** Records from a dataset **
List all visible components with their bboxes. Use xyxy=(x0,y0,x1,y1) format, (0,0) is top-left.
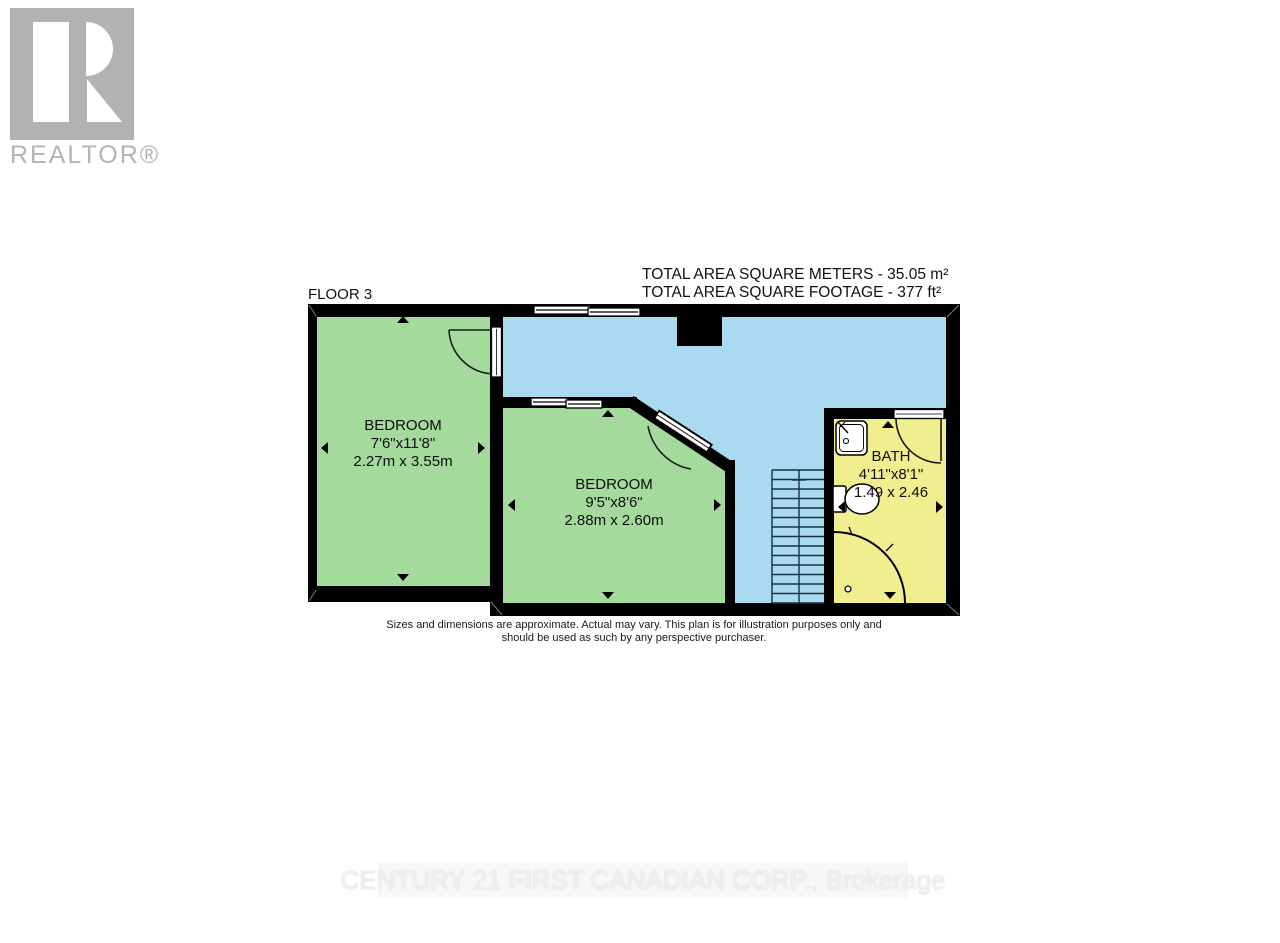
room-dims-metric: 2.88m x 2.60m xyxy=(564,512,663,530)
brokerage-watermark-text: CENTURY 21 FIRST CANADIAN CORP., Brokera… xyxy=(341,865,946,896)
room-name: BATH xyxy=(854,448,928,466)
room-name: BEDROOM xyxy=(564,476,663,494)
bath-label: BATH 4'11"x8'1" 1.49 x 2.46 xyxy=(854,448,928,502)
brokerage-watermark: CENTURY 21 FIRST CANADIAN CORP., Brokera… xyxy=(378,862,908,898)
room-dims-metric: 1.49 x 2.46 xyxy=(854,484,928,502)
chimney-notch xyxy=(677,304,722,346)
bedroom-1-label: BEDROOM 7'6"x11'8" 2.27m x 3.55m xyxy=(353,417,452,471)
total-area-metric: TOTAL AREA SQUARE METERS - 35.05 m² xyxy=(642,266,948,284)
realtor-logo-text: REALTOR® xyxy=(10,141,160,170)
realtor-logo-icon xyxy=(10,8,134,140)
disclaimer-text: Sizes and dimensions are approximate. Ac… xyxy=(299,619,969,645)
floorplan-page: REALTOR® FLOOR 3 TOTAL AREA SQUARE METER… xyxy=(0,0,1280,943)
room-dims-imperial: 4'11"x8'1" xyxy=(854,466,928,484)
room-name: BEDROOM xyxy=(353,417,452,435)
room-dims-imperial: 9'5"x8'6" xyxy=(564,494,663,512)
room-dims-metric: 2.27m x 3.55m xyxy=(353,453,452,471)
disclaimer-line-1: Sizes and dimensions are approximate. Ac… xyxy=(299,619,969,632)
disclaimer-line-2: should be used as such by any perspectiv… xyxy=(299,632,969,645)
bedroom-2-label: BEDROOM 9'5"x8'6" 2.88m x 2.60m xyxy=(564,476,663,530)
room-dims-imperial: 7'6"x11'8" xyxy=(353,435,452,453)
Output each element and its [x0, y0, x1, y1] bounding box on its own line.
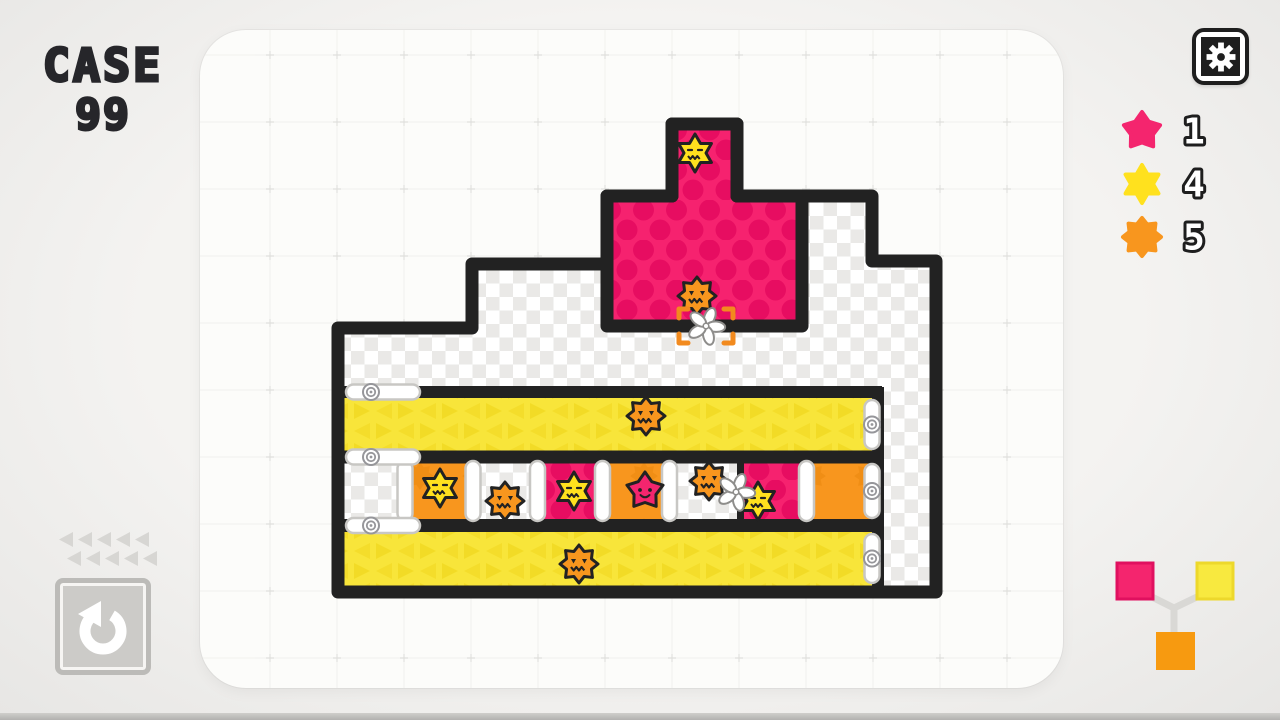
screw-icon	[363, 518, 379, 534]
chevron-left-icon	[140, 549, 159, 568]
roller-handle[interactable]	[398, 461, 413, 521]
svg-text:4: 4	[1183, 165, 1205, 206]
case-number-title: CASE 99	[18, 40, 188, 138]
roller-handle[interactable]	[595, 461, 610, 521]
chevron-left-icon	[121, 549, 140, 568]
settings-button[interactable]	[1192, 28, 1249, 85]
chevron-left-icon	[75, 530, 94, 549]
roller-handle[interactable]	[530, 461, 545, 521]
pink-star-icon	[1118, 108, 1166, 154]
mix-orange-square	[1156, 632, 1195, 670]
edge-bolt[interactable]	[346, 518, 420, 533]
orange-burst-creature[interactable]	[486, 482, 524, 520]
chevron-left-icon	[132, 530, 151, 549]
legend-row: 1	[1118, 108, 1238, 154]
svg-text:1: 1	[1183, 112, 1205, 153]
chevron-left-icon	[113, 530, 132, 549]
move-pips	[56, 530, 166, 568]
screen-bottom-edge	[0, 713, 1280, 720]
roller-handle[interactable]	[466, 461, 481, 521]
orange-burst-creature[interactable]	[627, 397, 665, 435]
chevron-left-icon	[94, 530, 113, 549]
legend-row: 5	[1118, 214, 1238, 260]
legend-count: 5	[1166, 214, 1222, 260]
svg-text:5: 5	[1183, 218, 1205, 259]
puzzle-board[interactable]	[0, 0, 1280, 720]
piece-legend: 145	[1118, 108, 1238, 267]
yellow-star-icon	[1126, 165, 1159, 203]
pink-star-icon	[1124, 112, 1160, 146]
chevron-left-icon	[56, 530, 75, 549]
legend-row: 4	[1118, 161, 1238, 207]
legend-count: 4	[1166, 161, 1222, 207]
move-pip-row	[64, 549, 166, 568]
color-mix-diagram	[1090, 550, 1265, 685]
yellow-star-icon	[1118, 161, 1166, 207]
screw-icon	[864, 483, 880, 499]
screw-icon	[363, 384, 379, 400]
mix-connector-lines	[1150, 596, 1199, 632]
game-screen: CASE 99 145	[0, 0, 1280, 720]
title-case-text: CASE	[18, 40, 188, 92]
undo-button[interactable]	[55, 578, 151, 675]
orange-burst-icon	[1123, 218, 1161, 256]
chevron-left-icon	[102, 549, 121, 568]
screw-icon	[864, 551, 880, 567]
cell-empty	[344, 457, 405, 525]
orange-burst-creature[interactable]	[560, 545, 598, 583]
undo-arrow-icon	[65, 589, 141, 665]
roller-handle[interactable]	[799, 461, 814, 521]
edge-bolt[interactable]	[346, 450, 420, 465]
gear-icon	[1201, 37, 1240, 76]
title-case-number: 99	[18, 92, 188, 138]
roller-handle[interactable]	[662, 461, 677, 521]
move-pip-row	[56, 530, 166, 549]
mix-yellow-square	[1197, 563, 1233, 599]
orange-burst-icon	[1118, 214, 1166, 260]
chevron-left-icon	[83, 549, 102, 568]
edge-bolt[interactable]	[346, 385, 420, 400]
mix-pink-square	[1117, 563, 1153, 599]
screw-icon	[864, 417, 880, 433]
chevron-left-icon	[64, 549, 83, 568]
screw-icon	[363, 449, 379, 465]
legend-count: 1	[1166, 108, 1222, 154]
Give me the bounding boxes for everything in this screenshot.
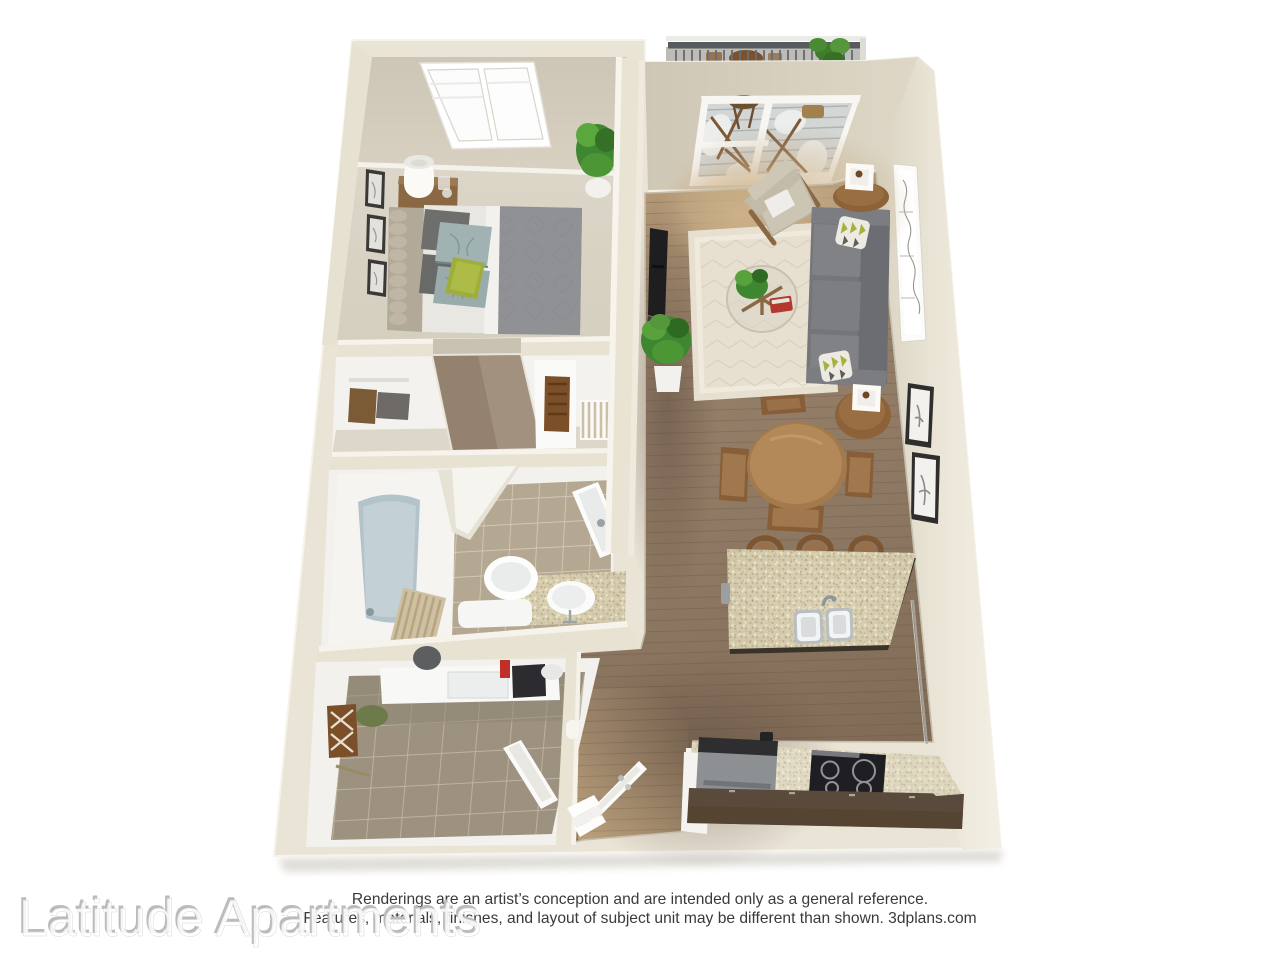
svg-text:Latitude Apartments: Latitude Apartments	[19, 890, 482, 948]
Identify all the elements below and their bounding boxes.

** PROBLEM STATEMENT **
Switch every occurrence of "roller-handle" to "slider-handle" in all of the rows above and write them out again with nothing else altered. Omit the pictures.

** EXERCISE OUTPUT **
List all visible components with their bboxes. Use xyxy=(x0,y0,x1,y1) format, (0,0) is top-left.
room-dims-metric: 2.88m x 2.60m xyxy=(564,512,663,530)
brokerage-watermark-text: CENTURY 21 FIRST CANADIAN CORP., Brokera… xyxy=(341,865,946,896)
room-name: BATH xyxy=(854,448,928,466)
room-name: BEDROOM xyxy=(564,476,663,494)
bath-label: BATH 4'11"x8'1" 1.49 x 2.46 xyxy=(854,448,928,502)
brokerage-watermark: CENTURY 21 FIRST CANADIAN CORP., Brokera… xyxy=(378,862,908,898)
room-dims-metric: 1.49 x 2.46 xyxy=(854,484,928,502)
chimney-notch xyxy=(677,304,722,346)
bedroom-1-label: BEDROOM 7'6"x11'8" 2.27m x 3.55m xyxy=(353,417,452,471)
total-area-metric: TOTAL AREA SQUARE METERS - 35.05 m² xyxy=(642,266,948,284)
realtor-logo-text: REALTOR® xyxy=(10,141,160,170)
realtor-logo-icon xyxy=(10,8,134,140)
disclaimer-text: Sizes and dimensions are approximate. Ac… xyxy=(299,619,969,645)
floorplan-page: REALTOR® FLOOR 3 TOTAL AREA SQUARE METER… xyxy=(0,0,1280,943)
room-dims-imperial: 4'11"x8'1" xyxy=(854,466,928,484)
room-name: BEDROOM xyxy=(353,417,452,435)
room-dims-imperial: 9'5"x8'6" xyxy=(564,494,663,512)
room-dims-metric: 2.27m x 3.55m xyxy=(353,453,452,471)
disclaimer-line-1: Sizes and dimensions are approximate. Ac… xyxy=(299,619,969,632)
disclaimer-line-2: should be used as such by any perspectiv… xyxy=(299,632,969,645)
bedroom-2-label: BEDROOM 9'5"x8'6" 2.88m x 2.60m xyxy=(564,476,663,530)
room-dims-imperial: 7'6"x11'8" xyxy=(353,435,452,453)
Output each element and its [x0, y0, x1, y1] bounding box on its own line.
screw-icon	[363, 518, 379, 534]
chevron-left-icon	[140, 549, 159, 568]
slider-handle[interactable]	[398, 461, 413, 521]
svg-text:4: 4	[1183, 165, 1205, 206]
case-number-title: CASE 99	[18, 40, 188, 138]
slider-handle[interactable]	[595, 461, 610, 521]
chevron-left-icon	[121, 549, 140, 568]
settings-button[interactable]	[1192, 28, 1249, 85]
chevron-left-icon	[75, 530, 94, 549]
slider-handle[interactable]	[530, 461, 545, 521]
pink-star-icon	[1118, 108, 1166, 154]
mix-orange-square	[1156, 632, 1195, 670]
edge-bolt[interactable]	[346, 518, 420, 533]
orange-burst-creature[interactable]	[486, 482, 524, 520]
chevron-left-icon	[132, 530, 151, 549]
legend-row: 1	[1118, 108, 1238, 154]
svg-text:1: 1	[1183, 112, 1205, 153]
chevron-left-icon	[113, 530, 132, 549]
move-pips	[56, 530, 166, 568]
screen-bottom-edge	[0, 713, 1280, 720]
slider-handle[interactable]	[466, 461, 481, 521]
orange-burst-creature[interactable]	[627, 397, 665, 435]
chevron-left-icon	[94, 530, 113, 549]
legend-row: 5	[1118, 214, 1238, 260]
legend-count: 5	[1166, 214, 1222, 260]
svg-text:5: 5	[1183, 218, 1205, 259]
puzzle-board[interactable]	[0, 0, 1280, 720]
piece-legend: 145	[1118, 108, 1238, 267]
yellow-star-icon	[1126, 165, 1159, 203]
pink-star-icon	[1124, 112, 1160, 146]
chevron-left-icon	[56, 530, 75, 549]
legend-row: 4	[1118, 161, 1238, 207]
legend-count: 4	[1166, 161, 1222, 207]
move-pip-row	[64, 549, 166, 568]
color-mix-diagram	[1090, 550, 1265, 685]
yellow-star-icon	[1118, 161, 1166, 207]
screw-icon	[864, 483, 880, 499]
screw-icon	[363, 384, 379, 400]
mix-connector-lines	[1150, 596, 1199, 632]
game-screen: CASE 99 145	[0, 0, 1280, 720]
title-case-text: CASE	[18, 40, 188, 92]
undo-button[interactable]	[55, 578, 151, 675]
orange-burst-icon	[1123, 218, 1161, 256]
chevron-left-icon	[102, 549, 121, 568]
screw-icon	[864, 551, 880, 567]
cell-empty	[344, 457, 405, 525]
orange-burst-creature[interactable]	[560, 545, 598, 583]
undo-arrow-icon	[65, 589, 141, 665]
slider-handle[interactable]	[799, 461, 814, 521]
edge-bolt[interactable]	[346, 450, 420, 465]
gear-icon	[1201, 37, 1240, 76]
title-case-number: 99	[18, 92, 188, 138]
slider-handle[interactable]	[662, 461, 677, 521]
move-pip-row	[56, 530, 166, 549]
mix-yellow-square	[1197, 563, 1233, 599]
orange-burst-icon	[1118, 214, 1166, 260]
chevron-left-icon	[83, 549, 102, 568]
edge-bolt[interactable]	[346, 385, 420, 400]
mix-pink-square	[1117, 563, 1153, 599]
screw-icon	[864, 417, 880, 433]
chevron-left-icon	[64, 549, 83, 568]
screw-icon	[363, 449, 379, 465]
legend-count: 1	[1166, 108, 1222, 154]
Give me the bounding boxes for everything in this screenshot.
svg-text:Latitude Apartments: Latitude Apartments	[19, 890, 482, 948]
Identify all the elements below and their bounding boxes.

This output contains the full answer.